-- BEGIN Data section --

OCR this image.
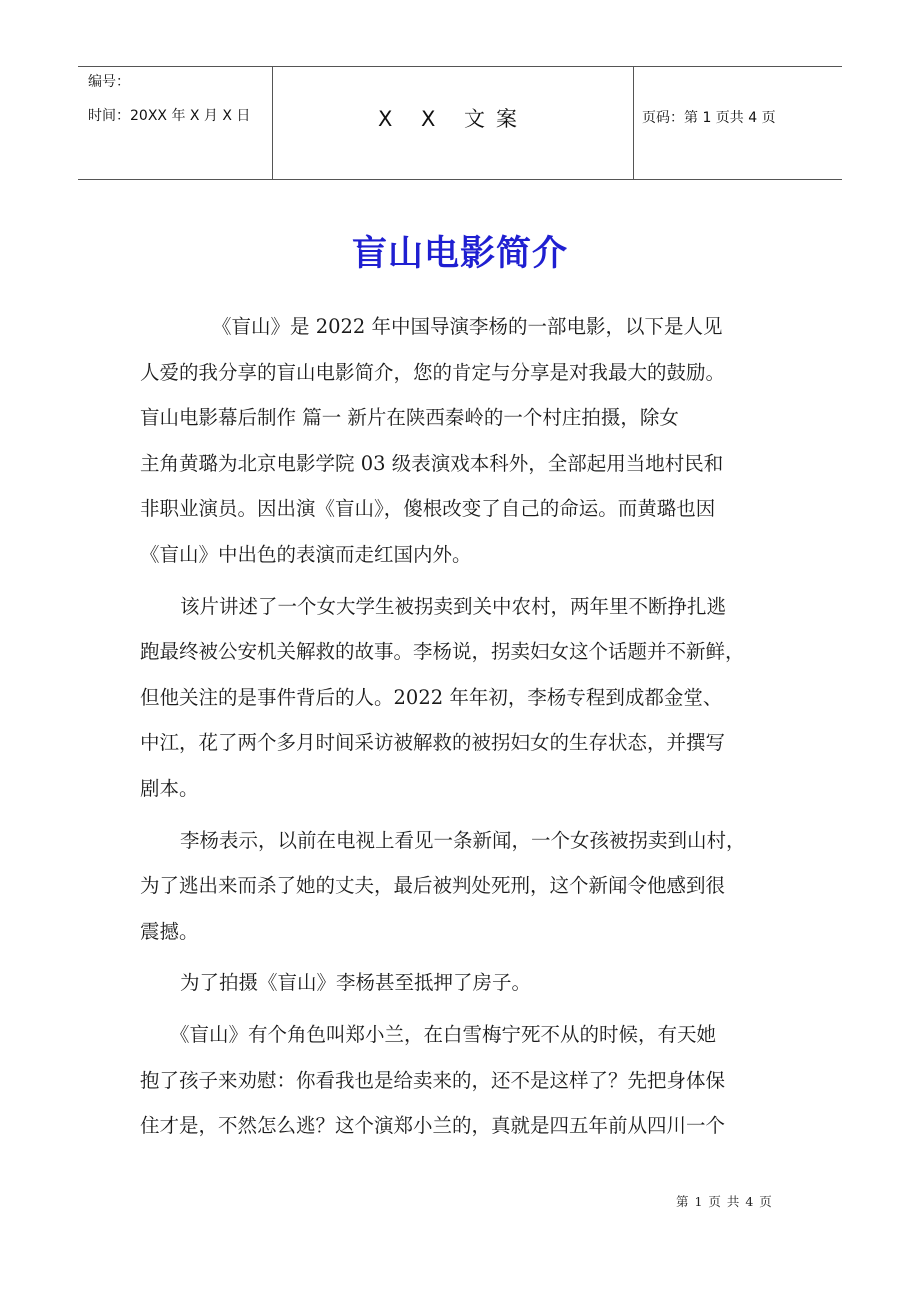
编号：
时间：20XX 年 X 月 X 日	X X 文案	页码：第 1 页共 4 页
盲山电影简介
《盲山》是 2022 年中国导演李杨的一部电影，以下是人见
人爱的我分享的盲山电影简介，您的肯定与分享是对我最大的鼓励。
盲山电影幕后制作 篇一 新片在陕西秦岭的一个村庄拍摄，除女
主角黄璐为北京电影学院 03 级表演戏本科外，全部起用当地村民和
非职业演员。因出演《盲山》，傻根改变了自己的命运。而黄璐也因
《盲山》中出色的表演而走红国内外。
该片讲述了一个女大学生被拐卖到关中农村，两年里不断挣扎逃
跑最终被公安机关解救的故事。李杨说，拐卖妇女这个话题并不新鲜，
但他关注的是事件背后的人。2022 年年初，李杨专程到成都金堂、
中江，花了两个多月时间采访被解救的被拐妇女的生存状态，并撰写
剧本。
李杨表示，以前在电视上看见一条新闻，一个女孩被拐卖到山村，
为了逃出来而杀了她的丈夫，最后被判处死刑，这个新闻令他感到很
震撼。
为了拍摄《盲山》李杨甚至抵押了房子。
《盲山》有个角色叫郑小兰，在白雪梅宁死不从的时候，有天她
抱了孩子来劝慰：你看我也是给卖来的，还不是这样了？先把身体保
住才是，不然怎么逃？这个演郑小兰的，真就是四五年前从四川一个
第 1 页 共 4 页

-- END Data section --

Instructions for the task:
All of the entries above should be copied exactly, except for the pictures.

Finished answer:
OCR this image.
编号：
时间：20XX 年 X 月 X 日	X X 文案	页码：第 1 页共 4 页
盲山电影简介
《盲山》是 2022 年中国导演李杨的一部电影，以下是人见
人爱的我分享的盲山电影简介，您的肯定与分享是对我最大的鼓励。
盲山电影幕后制作 篇一 新片在陕西秦岭的一个村庄拍摄，除女
主角黄璐为北京电影学院 03 级表演戏本科外，全部起用当地村民和
非职业演员。因出演《盲山》，傻根改变了自己的命运。而黄璐也因
《盲山》中出色的表演而走红国内外。
该片讲述了一个女大学生被拐卖到关中农村，两年里不断挣扎逃
跑最终被公安机关解救的故事。李杨说，拐卖妇女这个话题并不新鲜，
但他关注的是事件背后的人。2022 年年初，李杨专程到成都金堂、
中江，花了两个多月时间采访被解救的被拐妇女的生存状态，并撰写
剧本。
李杨表示，以前在电视上看见一条新闻，一个女孩被拐卖到山村，
为了逃出来而杀了她的丈夫，最后被判处死刑，这个新闻令他感到很
震撼。
为了拍摄《盲山》李杨甚至抵押了房子。
《盲山》有个角色叫郑小兰，在白雪梅宁死不从的时候，有天她
抱了孩子来劝慰：你看我也是给卖来的，还不是这样了？先把身体保
住才是，不然怎么逃？这个演郑小兰的，真就是四五年前从四川一个
第 1 页 共 4 页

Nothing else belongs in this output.